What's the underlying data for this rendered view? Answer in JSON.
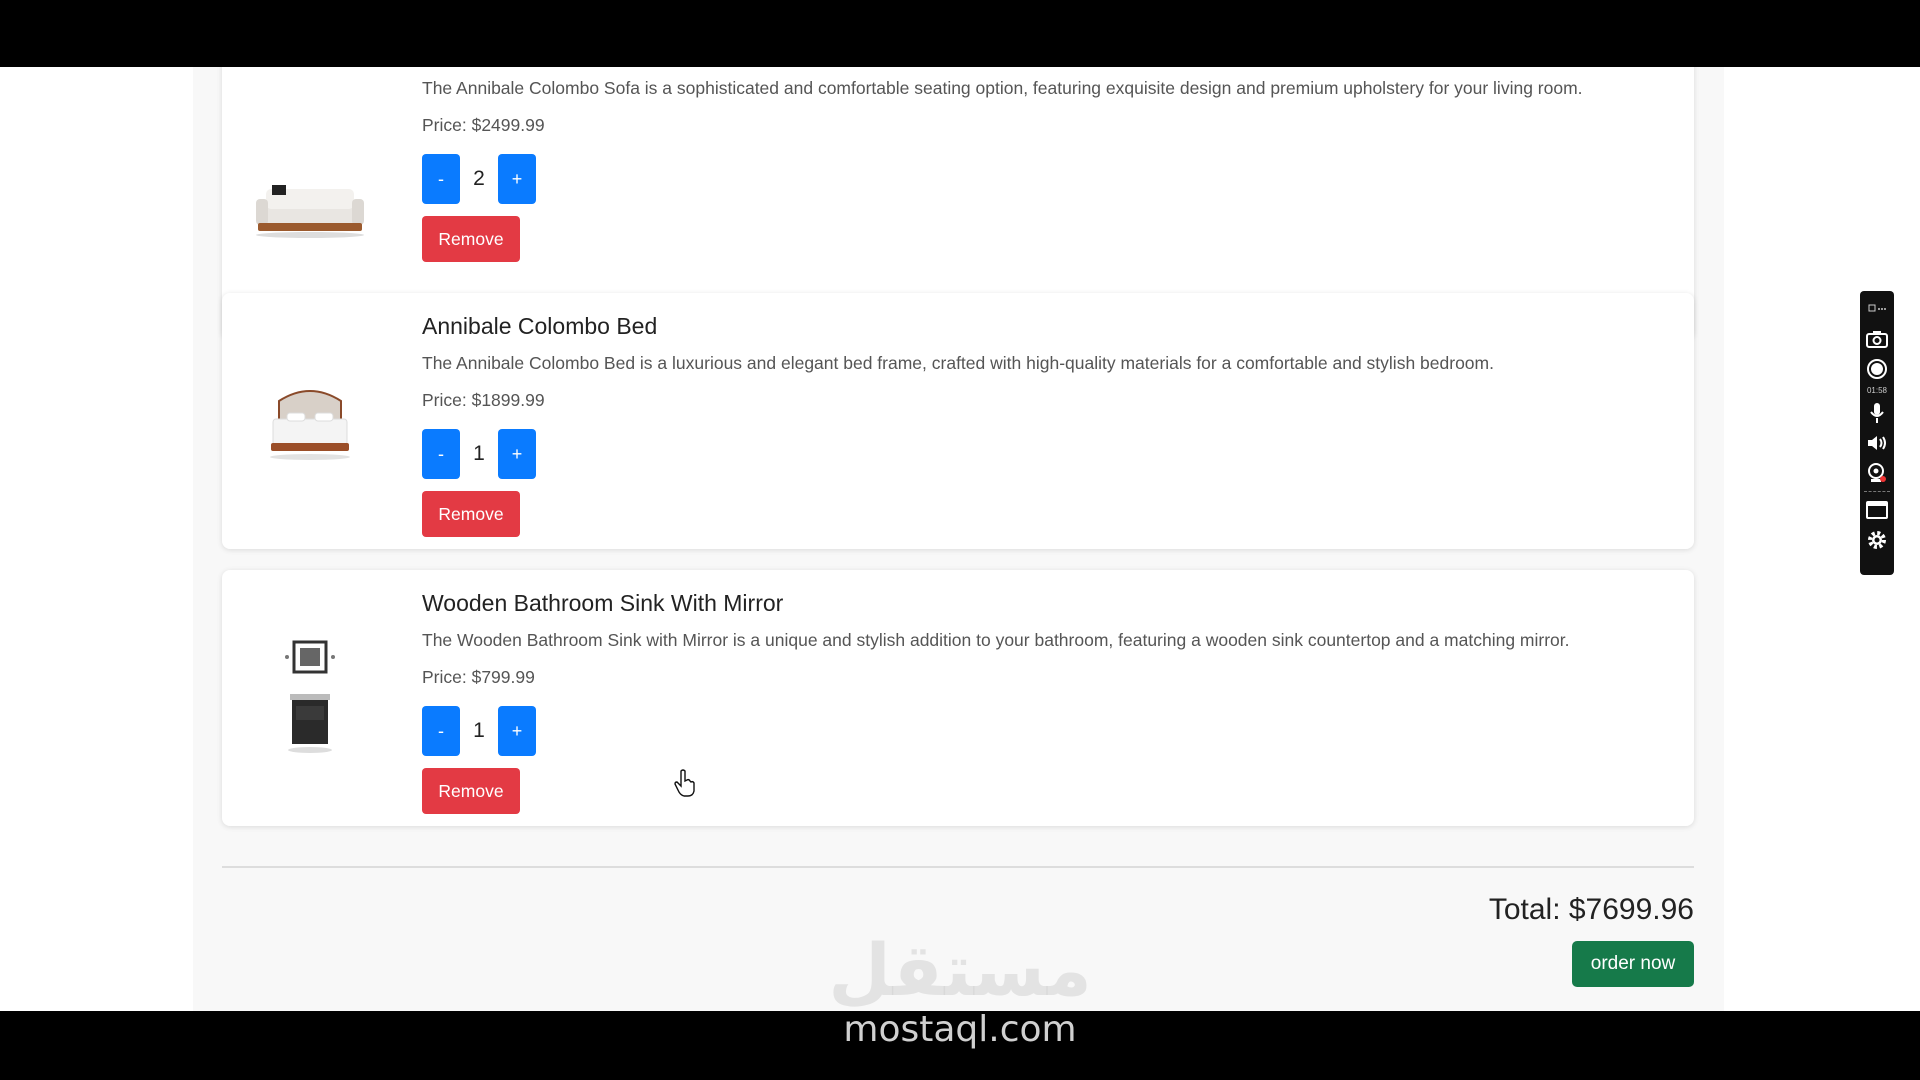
{
  "cart": {
    "items": [
      {
        "name": "",
        "description": "The Annibale Colombo Sofa is a sophisticated and comfortable seating option, featuring exquisite design and premium upholstery for your living room.",
        "price": "Price: $2499.99",
        "quantity": "2",
        "decrement_label": "-",
        "increment_label": "+",
        "remove_label": "Remove",
        "image_icon": "sofa-image"
      },
      {
        "name": "Annibale Colombo Bed",
        "description": "The Annibale Colombo Bed is a luxurious and elegant bed frame, crafted with high-quality materials for a comfortable and stylish bedroom.",
        "price": "Price: $1899.99",
        "quantity": "1",
        "decrement_label": "-",
        "increment_label": "+",
        "remove_label": "Remove",
        "image_icon": "bed-image"
      },
      {
        "name": "Wooden Bathroom Sink With Mirror",
        "description": "The Wooden Bathroom Sink with Mirror is a unique and stylish addition to your bathroom, featuring a wooden sink countertop and a matching mirror.",
        "price": "Price: $799.99",
        "quantity": "1",
        "decrement_label": "-",
        "increment_label": "+",
        "remove_label": "Remove",
        "image_icon": "bathroom-sink-image"
      }
    ],
    "total": "Total: $7699.96",
    "order_label": "order now"
  },
  "recorder_toolbar": {
    "timer": "01:58",
    "icons": [
      "expand-icon",
      "camera-icon",
      "record-icon",
      "microphone-icon",
      "speaker-icon",
      "webcam-icon",
      "screen-icon",
      "gear-icon"
    ]
  },
  "watermark": {
    "logo_text": "مستقل",
    "url": "mostaql.com"
  },
  "colors": {
    "primary_button": "#0a7bff",
    "remove_button": "#e33a44",
    "order_button": "#167a4a"
  }
}
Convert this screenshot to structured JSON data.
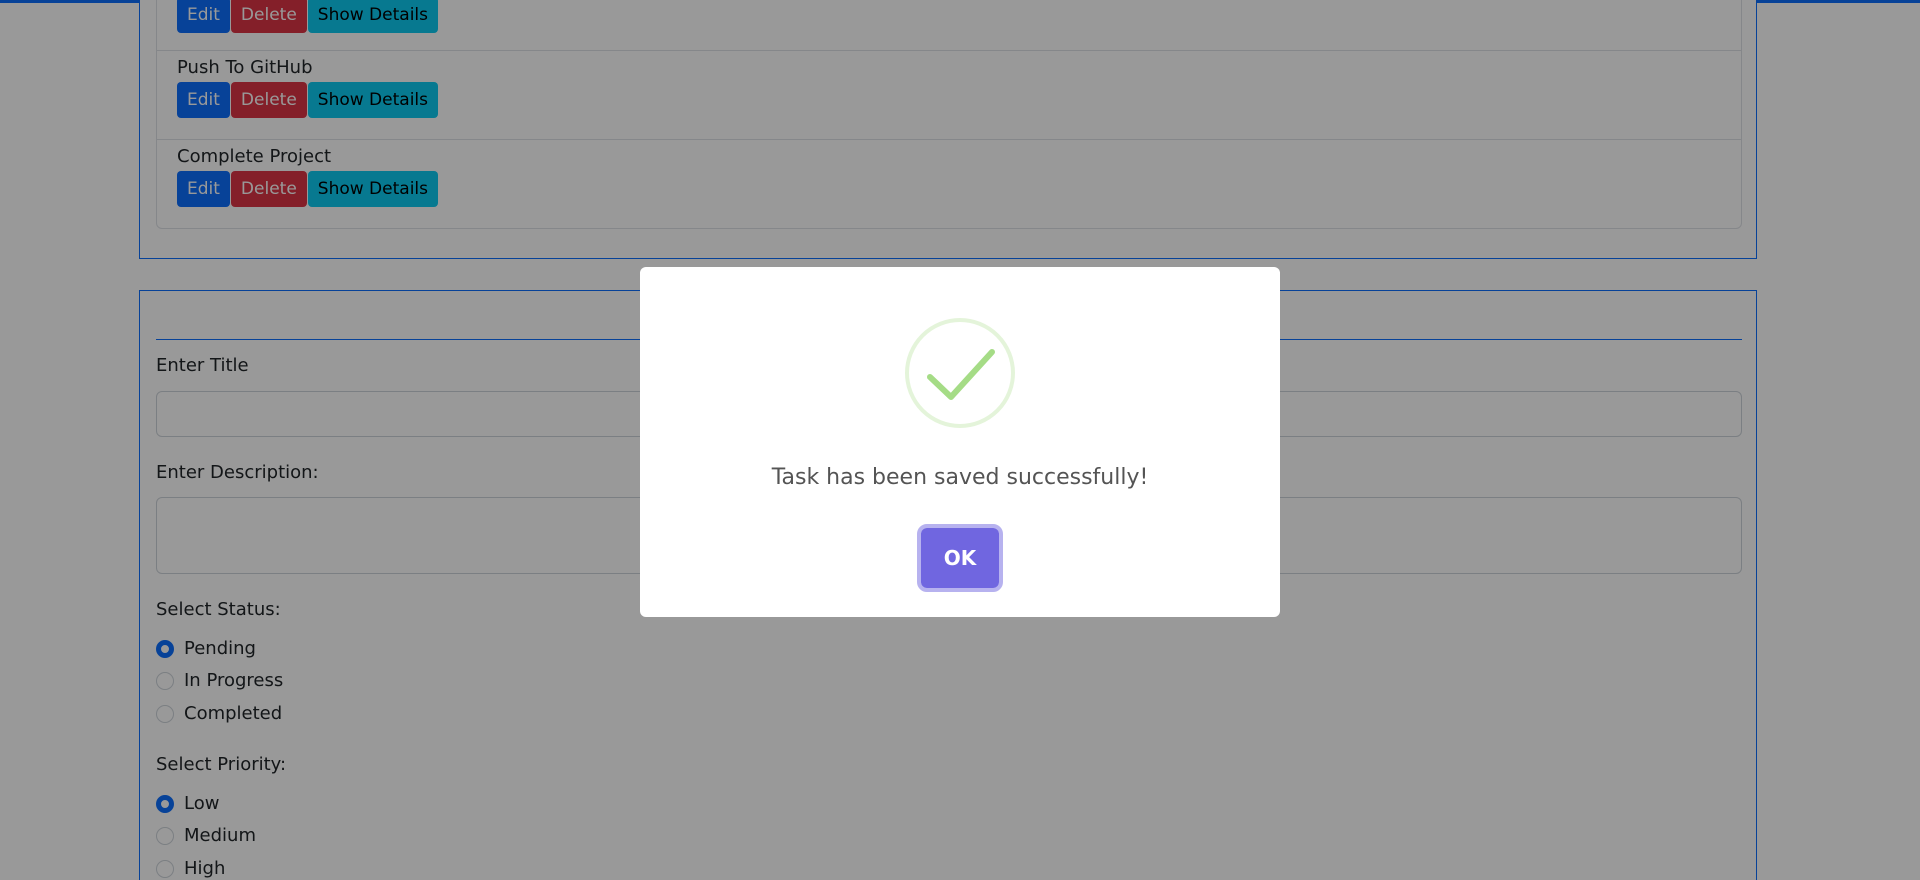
{
  "tasks": [
    {
      "title": "",
      "edit_label": "Edit",
      "delete_label": "Delete",
      "details_label": "Show Details"
    },
    {
      "title": "Push To GitHub",
      "edit_label": "Edit",
      "delete_label": "Delete",
      "details_label": "Show Details"
    },
    {
      "title": "Complete Project",
      "edit_label": "Edit",
      "delete_label": "Delete",
      "details_label": "Show Details"
    }
  ],
  "form": {
    "title_label": "Enter Title",
    "title_value": "",
    "description_label": "Enter Description:",
    "description_value": "",
    "status_label": "Select Status:",
    "status_options": [
      "Pending",
      "In Progress",
      "Completed"
    ],
    "status_selected": "Pending",
    "priority_label": "Select Priority:",
    "priority_options": [
      "Low",
      "Medium",
      "High"
    ],
    "priority_selected": "Low"
  },
  "modal": {
    "message": "Task has been saved successfully!",
    "ok_label": "OK",
    "icon": "success-check-icon"
  },
  "colors": {
    "primary": "#0d6efd",
    "danger": "#dc3545",
    "info": "#0dcaf0",
    "confirm": "#7066e0",
    "success_icon": "#a5dc86"
  }
}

- **Exercise details**
Copy the whole listing above word for word but do not carry over the pictures.

- **Answer to this problem**
What's the underlying data for this rendered view? Answer in JSON.
{
  "cart": {
    "items": [
      {
        "name": "",
        "description": "The Annibale Colombo Sofa is a sophisticated and comfortable seating option, featuring exquisite design and premium upholstery for your living room.",
        "price": "Price: $2499.99",
        "quantity": "2",
        "decrement_label": "-",
        "increment_label": "+",
        "remove_label": "Remove",
        "image_icon": "sofa-image"
      },
      {
        "name": "Annibale Colombo Bed",
        "description": "The Annibale Colombo Bed is a luxurious and elegant bed frame, crafted with high-quality materials for a comfortable and stylish bedroom.",
        "price": "Price: $1899.99",
        "quantity": "1",
        "decrement_label": "-",
        "increment_label": "+",
        "remove_label": "Remove",
        "image_icon": "bed-image"
      },
      {
        "name": "Wooden Bathroom Sink With Mirror",
        "description": "The Wooden Bathroom Sink with Mirror is a unique and stylish addition to your bathroom, featuring a wooden sink countertop and a matching mirror.",
        "price": "Price: $799.99",
        "quantity": "1",
        "decrement_label": "-",
        "increment_label": "+",
        "remove_label": "Remove",
        "image_icon": "bathroom-sink-image"
      }
    ],
    "total": "Total: $7699.96",
    "order_label": "order now"
  },
  "recorder_toolbar": {
    "timer": "01:58",
    "icons": [
      "expand-icon",
      "camera-icon",
      "record-icon",
      "microphone-icon",
      "speaker-icon",
      "webcam-icon",
      "screen-icon",
      "gear-icon"
    ]
  },
  "watermark": {
    "logo_text": "مستقل",
    "url": "mostaql.com"
  },
  "colors": {
    "primary_button": "#0a7bff",
    "remove_button": "#e33a44",
    "order_button": "#167a4a"
  }
}
Convert this screenshot to structured JSON data.
{
  "tasks": [
    {
      "title": "",
      "edit_label": "Edit",
      "delete_label": "Delete",
      "details_label": "Show Details"
    },
    {
      "title": "Push To GitHub",
      "edit_label": "Edit",
      "delete_label": "Delete",
      "details_label": "Show Details"
    },
    {
      "title": "Complete Project",
      "edit_label": "Edit",
      "delete_label": "Delete",
      "details_label": "Show Details"
    }
  ],
  "form": {
    "title_label": "Enter Title",
    "title_value": "",
    "description_label": "Enter Description:",
    "description_value": "",
    "status_label": "Select Status:",
    "status_options": [
      "Pending",
      "In Progress",
      "Completed"
    ],
    "status_selected": "Pending",
    "priority_label": "Select Priority:",
    "priority_options": [
      "Low",
      "Medium",
      "High"
    ],
    "priority_selected": "Low"
  },
  "modal": {
    "message": "Task has been saved successfully!",
    "ok_label": "OK",
    "icon": "success-check-icon"
  },
  "colors": {
    "primary": "#0d6efd",
    "danger": "#dc3545",
    "info": "#0dcaf0",
    "confirm": "#7066e0",
    "success_icon": "#a5dc86"
  }
}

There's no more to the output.